■ **Tâche à réaliser**
Pouvez-vous consigner mot pour mot tout ce qui va, dans le texte sur la dépréciation du dinar, de « En effet, explique » jusqu'à « à l'endettement extérieur. » ?

■ **Texte à lire**
++++++++++
Selon les auteurs du rapport, les marges de manœuvre du Gouvernement d'Union Nationale en matière de conduite des politiques économiques, et surtout pour la mise en œuvre des réformes annoncées, seront extrêmement limitées, voire fragilisées, si un assainissement préalable et opérationnel des finances publiques tardait à être implémenté.

La dépréciation du taux de change

La dépréciation du taux de change n'est que le reflet du décrochage des fondamentaux économiques, et particulièrement de la détérioration du déficit courant, souligne le document. 

Par rapport à la fin de l'année 2015 et jusqu'à fin juin 2016, le cours moyen du marché interbancaire en fin de période du dinar a enregistré une dépréciation vis-à-vis de l'euro de 9% (contre 3,3% au premier trimestre), du dollar américain de 7,3% (contre une appréciation de 0,7% au premier trimestre), du yen japonais (20,9%) et du dirham marocain (8,6%).

C'est certainement au niveau de la détérioration accrue du déficit courant et de son corollaire les besoins de mobilisation des ressources externes de son financement que se situent les sources majeures de risque.

En effet, explique le document, la baisse des exportations de biens (phosphates et dérivés, textiles, outillages mécaniques et électriques) et de services (tourisme) a aggravé les déficits commercial et courant, et s'est aussi accompagnée par une baisse des investissements domestiques et étrangers et par un recours à l'endettement extérieur.
++++++++++
■ **Lignes de données**

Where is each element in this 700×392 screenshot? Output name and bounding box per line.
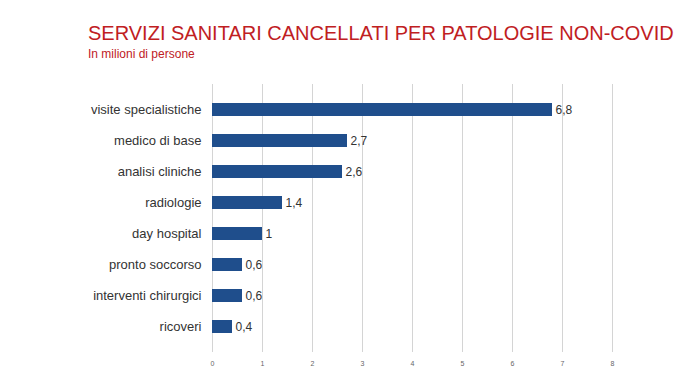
++++++++++
■ **Résultat**
En effet, explique le document, la baisse des exportations de biens (phosphates et dérivés, textiles, outillages mécaniques et électriques) et de services (tourisme) a aggravé les déficits commercial et courant, et s'est aussi accompagnée par une baisse des investissements domestiques et étrangers et par un recours à l'endettement extérieur.